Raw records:
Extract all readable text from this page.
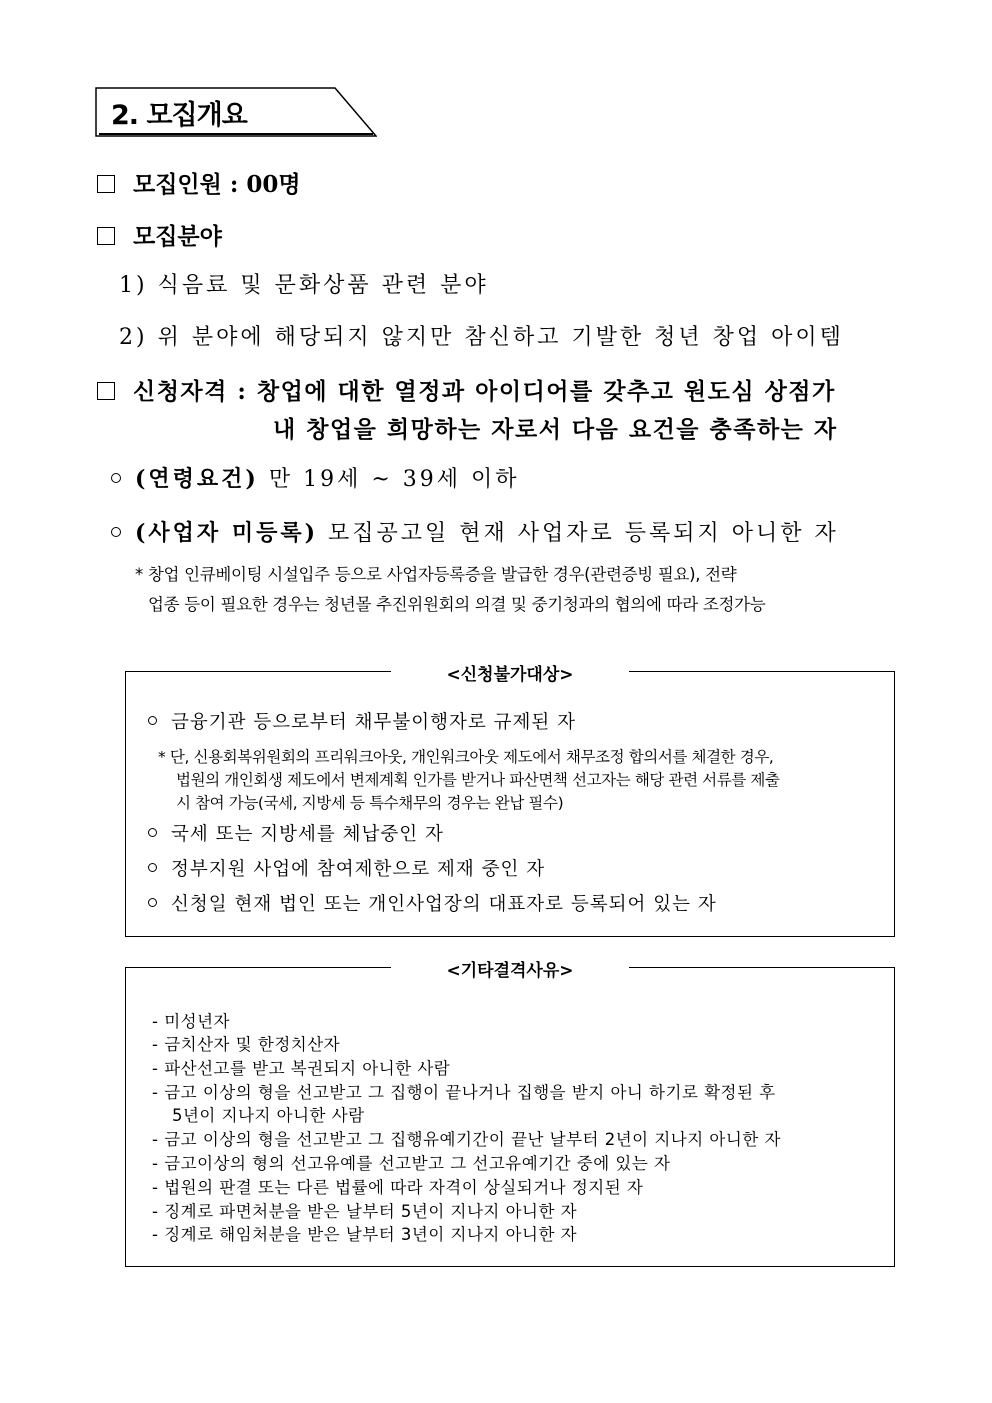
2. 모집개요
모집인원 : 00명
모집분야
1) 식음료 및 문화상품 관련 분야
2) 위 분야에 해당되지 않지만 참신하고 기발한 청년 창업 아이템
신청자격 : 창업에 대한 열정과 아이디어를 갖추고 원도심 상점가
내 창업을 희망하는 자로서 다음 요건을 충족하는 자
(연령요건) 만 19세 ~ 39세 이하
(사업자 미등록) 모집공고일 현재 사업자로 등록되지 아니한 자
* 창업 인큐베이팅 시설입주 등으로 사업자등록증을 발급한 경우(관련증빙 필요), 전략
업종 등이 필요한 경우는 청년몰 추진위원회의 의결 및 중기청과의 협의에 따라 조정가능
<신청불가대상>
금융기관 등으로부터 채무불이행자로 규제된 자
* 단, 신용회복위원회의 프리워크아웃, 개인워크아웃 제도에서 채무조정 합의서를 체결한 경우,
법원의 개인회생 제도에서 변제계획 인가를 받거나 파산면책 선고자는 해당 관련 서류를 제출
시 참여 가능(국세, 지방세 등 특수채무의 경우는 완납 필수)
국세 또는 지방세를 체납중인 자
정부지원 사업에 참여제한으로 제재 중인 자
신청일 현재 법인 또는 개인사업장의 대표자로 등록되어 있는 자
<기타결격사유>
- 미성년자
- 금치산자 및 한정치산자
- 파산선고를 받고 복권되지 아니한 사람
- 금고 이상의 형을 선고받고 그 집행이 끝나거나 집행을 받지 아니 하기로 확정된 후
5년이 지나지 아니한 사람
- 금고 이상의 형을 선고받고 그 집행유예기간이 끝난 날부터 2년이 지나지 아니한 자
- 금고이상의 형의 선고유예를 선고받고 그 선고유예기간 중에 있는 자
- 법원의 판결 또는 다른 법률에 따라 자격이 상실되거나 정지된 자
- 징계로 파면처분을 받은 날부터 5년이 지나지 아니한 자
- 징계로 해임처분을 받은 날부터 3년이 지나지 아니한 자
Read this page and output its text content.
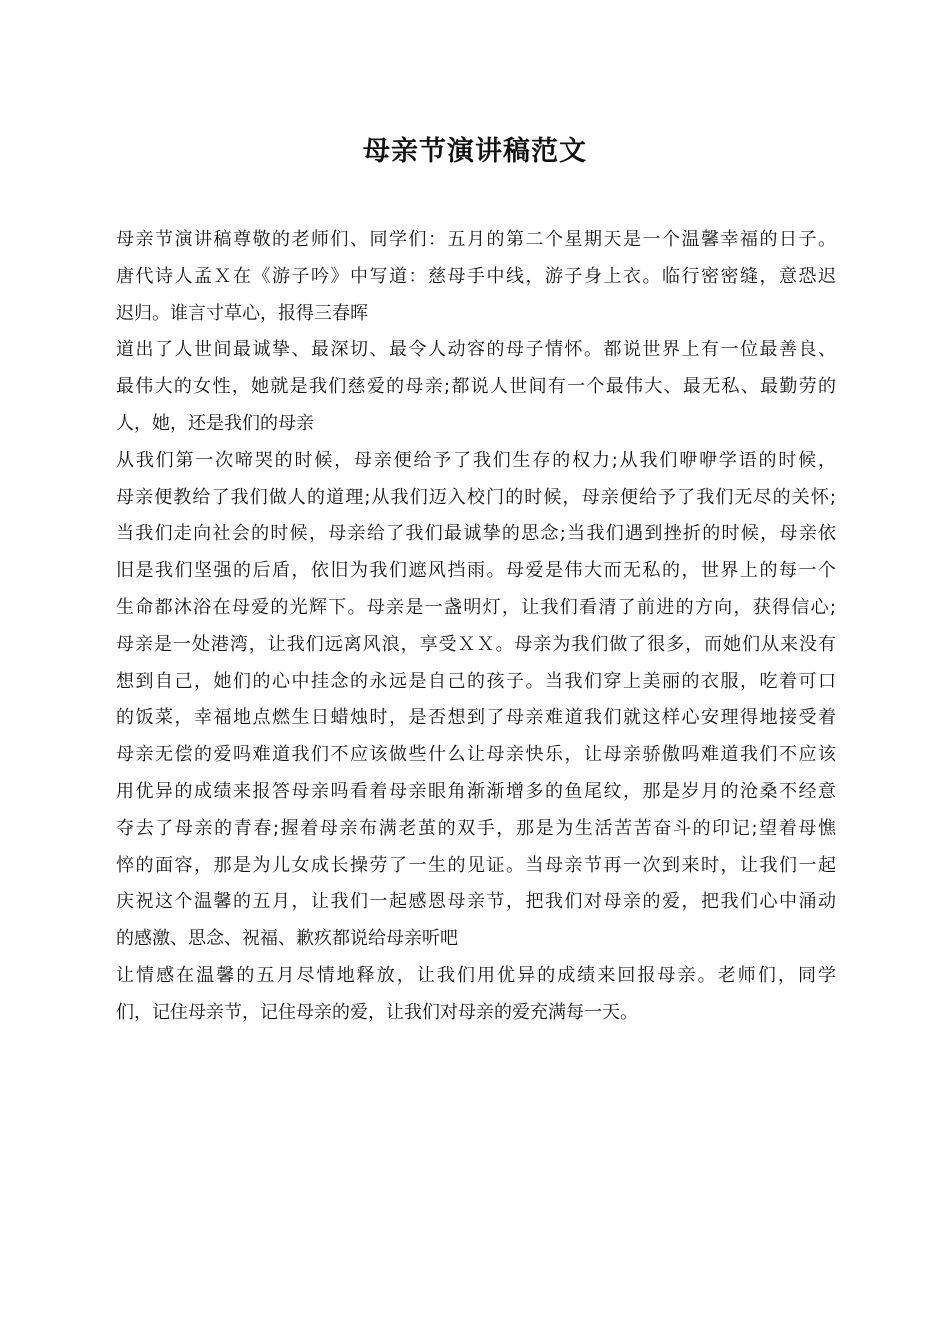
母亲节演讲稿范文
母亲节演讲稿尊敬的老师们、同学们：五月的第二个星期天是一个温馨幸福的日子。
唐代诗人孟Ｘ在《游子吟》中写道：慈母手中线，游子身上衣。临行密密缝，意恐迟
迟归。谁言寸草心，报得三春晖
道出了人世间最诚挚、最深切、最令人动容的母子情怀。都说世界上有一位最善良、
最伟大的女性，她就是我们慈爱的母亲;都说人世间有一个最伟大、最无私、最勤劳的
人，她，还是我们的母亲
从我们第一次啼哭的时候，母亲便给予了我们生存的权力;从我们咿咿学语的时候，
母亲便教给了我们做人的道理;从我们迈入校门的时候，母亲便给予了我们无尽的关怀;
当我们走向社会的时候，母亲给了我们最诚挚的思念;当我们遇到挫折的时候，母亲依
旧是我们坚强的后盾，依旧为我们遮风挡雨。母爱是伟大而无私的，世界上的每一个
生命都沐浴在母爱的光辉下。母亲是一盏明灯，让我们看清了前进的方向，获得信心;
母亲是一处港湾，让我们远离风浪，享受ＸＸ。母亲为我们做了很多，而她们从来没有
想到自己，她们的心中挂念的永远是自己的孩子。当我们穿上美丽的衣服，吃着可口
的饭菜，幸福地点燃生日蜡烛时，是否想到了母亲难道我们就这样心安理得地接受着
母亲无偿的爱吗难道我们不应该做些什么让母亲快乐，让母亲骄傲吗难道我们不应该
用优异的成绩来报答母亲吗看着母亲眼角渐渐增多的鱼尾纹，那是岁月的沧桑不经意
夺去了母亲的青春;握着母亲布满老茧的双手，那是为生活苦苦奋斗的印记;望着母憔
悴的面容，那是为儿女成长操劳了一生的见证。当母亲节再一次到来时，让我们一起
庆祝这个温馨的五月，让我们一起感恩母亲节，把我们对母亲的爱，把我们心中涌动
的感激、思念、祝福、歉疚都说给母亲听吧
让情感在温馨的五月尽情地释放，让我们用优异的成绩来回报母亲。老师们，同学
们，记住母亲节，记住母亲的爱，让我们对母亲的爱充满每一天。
---
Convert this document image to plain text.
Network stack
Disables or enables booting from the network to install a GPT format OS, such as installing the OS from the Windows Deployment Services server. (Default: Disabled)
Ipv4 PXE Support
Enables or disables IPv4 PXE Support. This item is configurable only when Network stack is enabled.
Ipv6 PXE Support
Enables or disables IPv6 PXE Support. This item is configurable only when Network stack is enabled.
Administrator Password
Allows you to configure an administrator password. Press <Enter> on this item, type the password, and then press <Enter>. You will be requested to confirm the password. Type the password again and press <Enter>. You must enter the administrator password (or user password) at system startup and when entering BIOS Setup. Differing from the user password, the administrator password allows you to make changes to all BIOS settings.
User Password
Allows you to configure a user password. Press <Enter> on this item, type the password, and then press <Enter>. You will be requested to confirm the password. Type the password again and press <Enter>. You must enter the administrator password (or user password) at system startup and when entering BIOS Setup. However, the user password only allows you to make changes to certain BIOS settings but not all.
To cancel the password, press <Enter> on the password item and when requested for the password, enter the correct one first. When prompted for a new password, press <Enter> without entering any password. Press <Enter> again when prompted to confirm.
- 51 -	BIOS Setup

--- Problem description ---
Pick out and copy the lines of the entries that hold the string "press".

--- Exercise answer ---
Allows you to configure an administrator password. Press <Enter> on this item, type the password, and then press <Enter>. You will be requested to confirm the password. Type the password again and press <Enter>. You must enter the administrator password (or user password) at system startup and when entering BIOS Setup. Differing from the user password, the administrator password allows you to make changes to all BIOS settings.
Allows you to configure a user password. Press <Enter> on this item, type the password, and then press <Enter>. You will be requested to confirm the password. Type the password again and press <Enter>. You must enter the administrator password (or user password) at system startup and when entering BIOS Setup. However, the user password only allows you to make changes to certain BIOS settings but not all.
To cancel the password, press <Enter> on the password item and when requested for the password, enter the correct one first. When prompted for a new password, press <Enter> without entering any password. Press <Enter> again when prompted to confirm.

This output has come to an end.